-- start of Records for this task --

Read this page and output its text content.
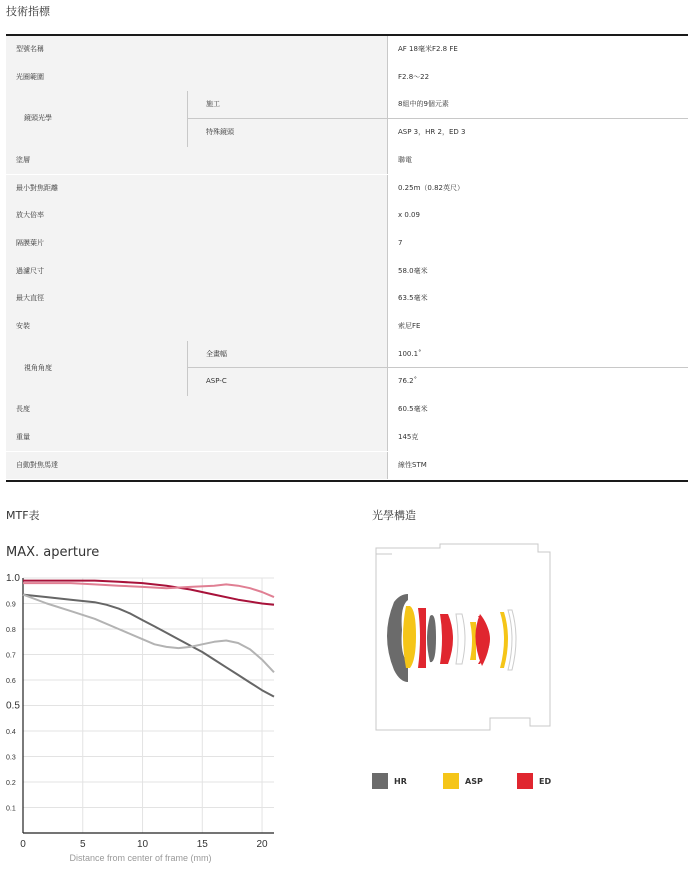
技術指標
型號名稱	AF 18毫米F2.8 FE
光圈範圍	F2.8～22
鏡頭光學
施工	8組中的9個元素
特殊鏡頭	ASP 3，HR 2，ED 3
塗層	聯電
最小對焦距離	0.25m（0.82英尺）
放大倍率	x 0.09
隔膜葉片	7
過濾尺寸	58.0毫米
最大直徑	63.5毫米
安裝	索尼FE
視角角度
全畫幅	100.1˚
ASP-C	76.2˚
長度	60.5毫米
重量	145克
自動對焦馬達	線性STM
MTF表
MAX. aperture
1.0
0.9
0.8
0.7
0.6
0.5
0.4
0.3
0.2
0.1
0	5	10	15	20
Distance from center of frame (mm)
光學構造
HR	ASP	ED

-- end of Records for this task --

## Exercise instructions
Make an exact copy of all entries above, dropping the images.

## Answer in full
Read this page and output its text content.
技術指標
型號名稱	AF 18毫米F2.8 FE
光圈範圍	F2.8～22
鏡頭光學
施工	8組中的9個元素
特殊鏡頭	ASP 3，HR 2，ED 3
塗層	聯電
最小對焦距離	0.25m（0.82英尺）
放大倍率	x 0.09
隔膜葉片	7
過濾尺寸	58.0毫米
最大直徑	63.5毫米
安裝	索尼FE
視角角度
全畫幅	100.1˚
ASP-C	76.2˚
長度	60.5毫米
重量	145克
自動對焦馬達	線性STM
MTF表
MAX. aperture
1.0
0.9
0.8
0.7
0.6
0.5
0.4
0.3
0.2
0.1
0	5	10	15	20
Distance from center of frame (mm)
光學構造
HR	ASP	ED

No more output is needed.